* WHAT THE EXERCISE ASKS *
Check each line for the string "วยเลขาน" and give only the count of lines that have it.

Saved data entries

+--

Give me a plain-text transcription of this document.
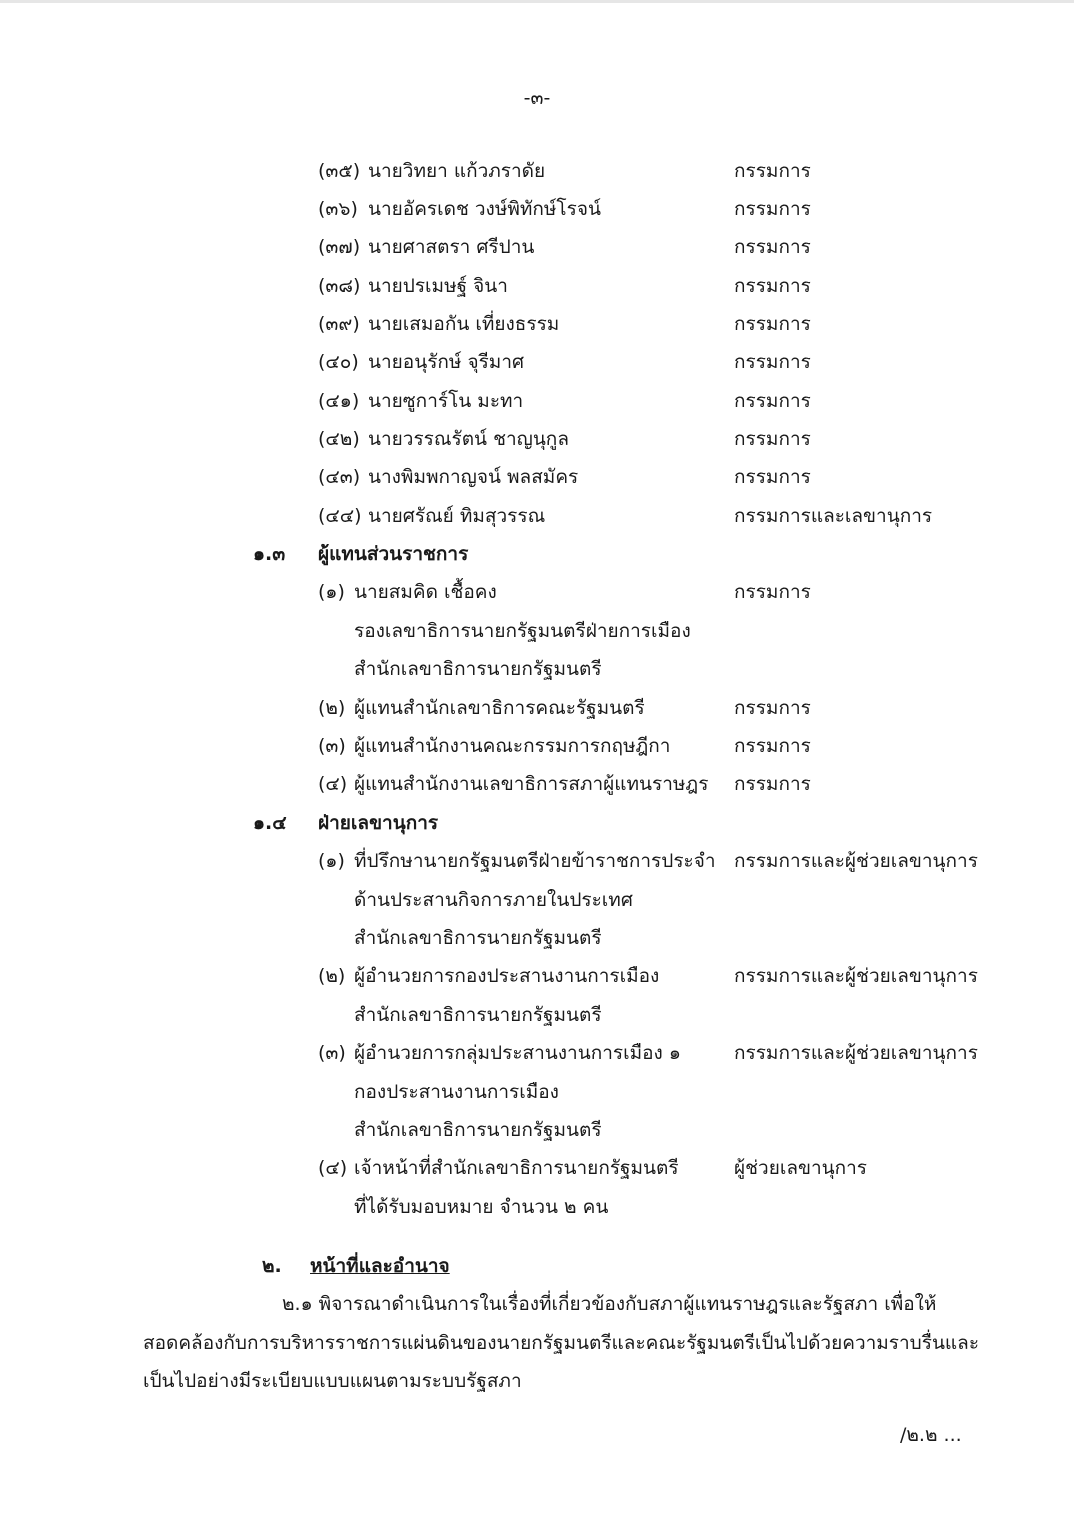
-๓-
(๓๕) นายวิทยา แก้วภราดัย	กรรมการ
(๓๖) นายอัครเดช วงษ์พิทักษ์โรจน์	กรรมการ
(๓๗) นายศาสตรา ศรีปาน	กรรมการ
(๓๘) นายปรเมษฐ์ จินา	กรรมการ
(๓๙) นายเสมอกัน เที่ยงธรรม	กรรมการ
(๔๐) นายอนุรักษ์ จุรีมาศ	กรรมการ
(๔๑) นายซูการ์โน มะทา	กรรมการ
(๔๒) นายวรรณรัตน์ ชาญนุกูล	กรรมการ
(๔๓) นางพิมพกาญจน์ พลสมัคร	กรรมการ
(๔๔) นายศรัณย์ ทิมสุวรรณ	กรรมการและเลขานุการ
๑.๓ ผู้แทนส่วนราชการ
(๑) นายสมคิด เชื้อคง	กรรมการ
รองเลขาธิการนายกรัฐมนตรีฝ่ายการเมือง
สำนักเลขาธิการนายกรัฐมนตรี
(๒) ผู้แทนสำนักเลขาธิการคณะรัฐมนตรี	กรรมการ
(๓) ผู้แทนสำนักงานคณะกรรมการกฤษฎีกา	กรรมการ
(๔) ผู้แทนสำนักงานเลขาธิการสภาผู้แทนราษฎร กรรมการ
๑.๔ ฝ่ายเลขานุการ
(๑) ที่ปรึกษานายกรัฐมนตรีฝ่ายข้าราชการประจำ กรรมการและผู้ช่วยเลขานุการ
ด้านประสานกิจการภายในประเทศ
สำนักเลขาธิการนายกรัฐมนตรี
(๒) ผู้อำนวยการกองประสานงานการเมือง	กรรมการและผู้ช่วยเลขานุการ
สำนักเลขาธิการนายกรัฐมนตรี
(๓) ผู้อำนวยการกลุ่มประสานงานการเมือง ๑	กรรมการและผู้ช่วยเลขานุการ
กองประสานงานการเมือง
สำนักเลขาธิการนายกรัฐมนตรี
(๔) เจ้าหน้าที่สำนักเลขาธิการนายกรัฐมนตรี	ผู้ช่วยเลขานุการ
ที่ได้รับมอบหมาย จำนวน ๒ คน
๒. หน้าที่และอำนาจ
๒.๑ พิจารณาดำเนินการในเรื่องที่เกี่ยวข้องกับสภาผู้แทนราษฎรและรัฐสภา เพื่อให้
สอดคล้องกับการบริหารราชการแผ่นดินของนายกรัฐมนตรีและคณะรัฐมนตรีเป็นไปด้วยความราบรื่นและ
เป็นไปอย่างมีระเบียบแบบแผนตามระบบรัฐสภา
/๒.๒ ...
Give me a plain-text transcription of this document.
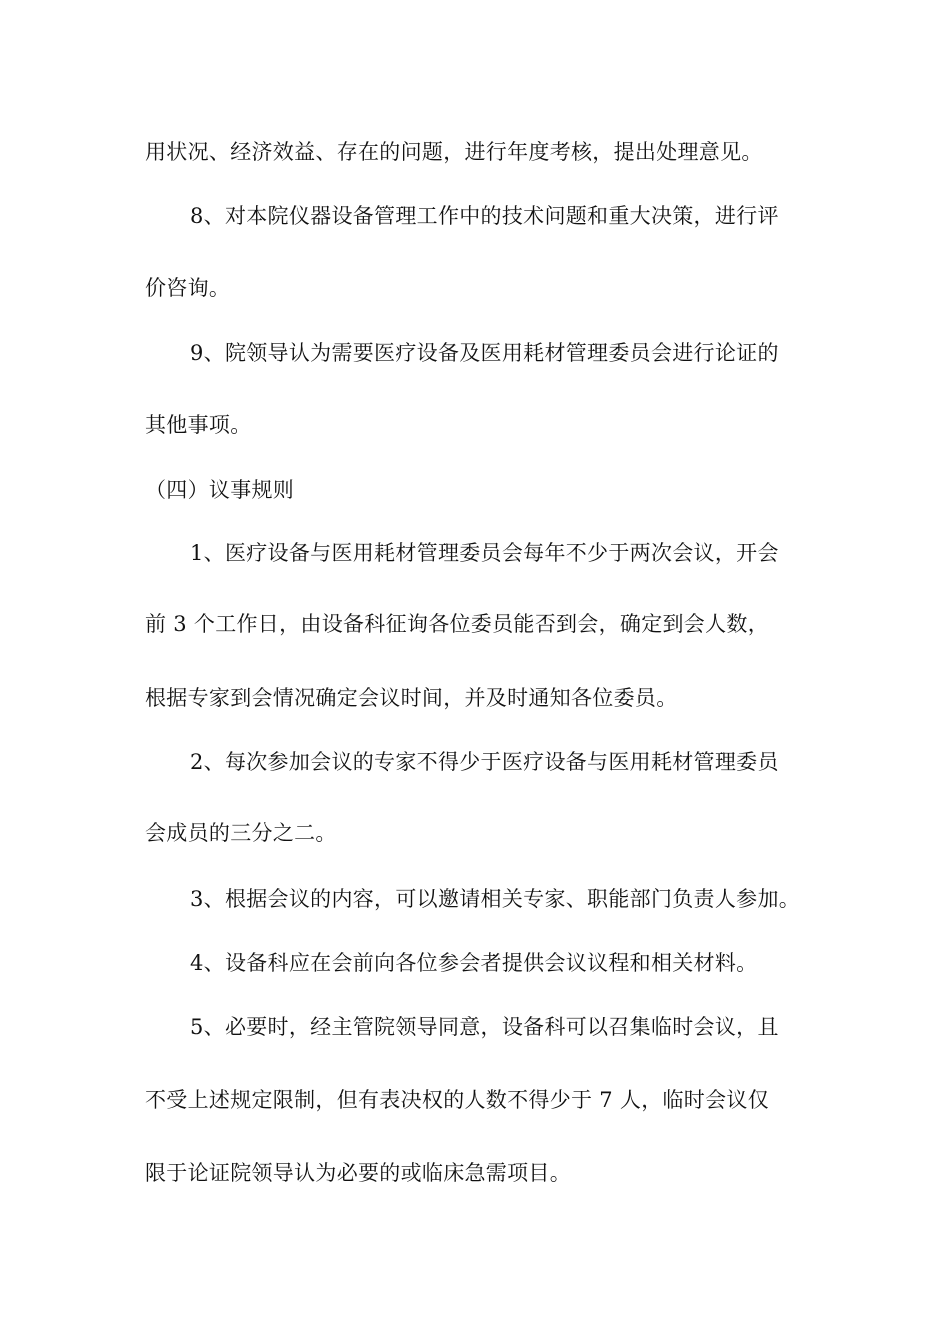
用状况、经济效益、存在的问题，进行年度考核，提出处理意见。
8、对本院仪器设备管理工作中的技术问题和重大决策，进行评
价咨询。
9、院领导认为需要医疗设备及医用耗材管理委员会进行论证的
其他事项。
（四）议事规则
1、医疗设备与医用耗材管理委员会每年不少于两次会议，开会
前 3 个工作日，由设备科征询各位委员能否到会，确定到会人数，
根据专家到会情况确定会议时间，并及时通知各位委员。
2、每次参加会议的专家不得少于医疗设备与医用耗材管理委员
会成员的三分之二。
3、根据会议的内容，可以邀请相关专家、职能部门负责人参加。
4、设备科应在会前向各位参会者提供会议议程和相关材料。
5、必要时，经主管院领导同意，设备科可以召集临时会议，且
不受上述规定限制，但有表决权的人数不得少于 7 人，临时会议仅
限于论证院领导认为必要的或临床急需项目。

+--

* THE COMPLETED TASK *
4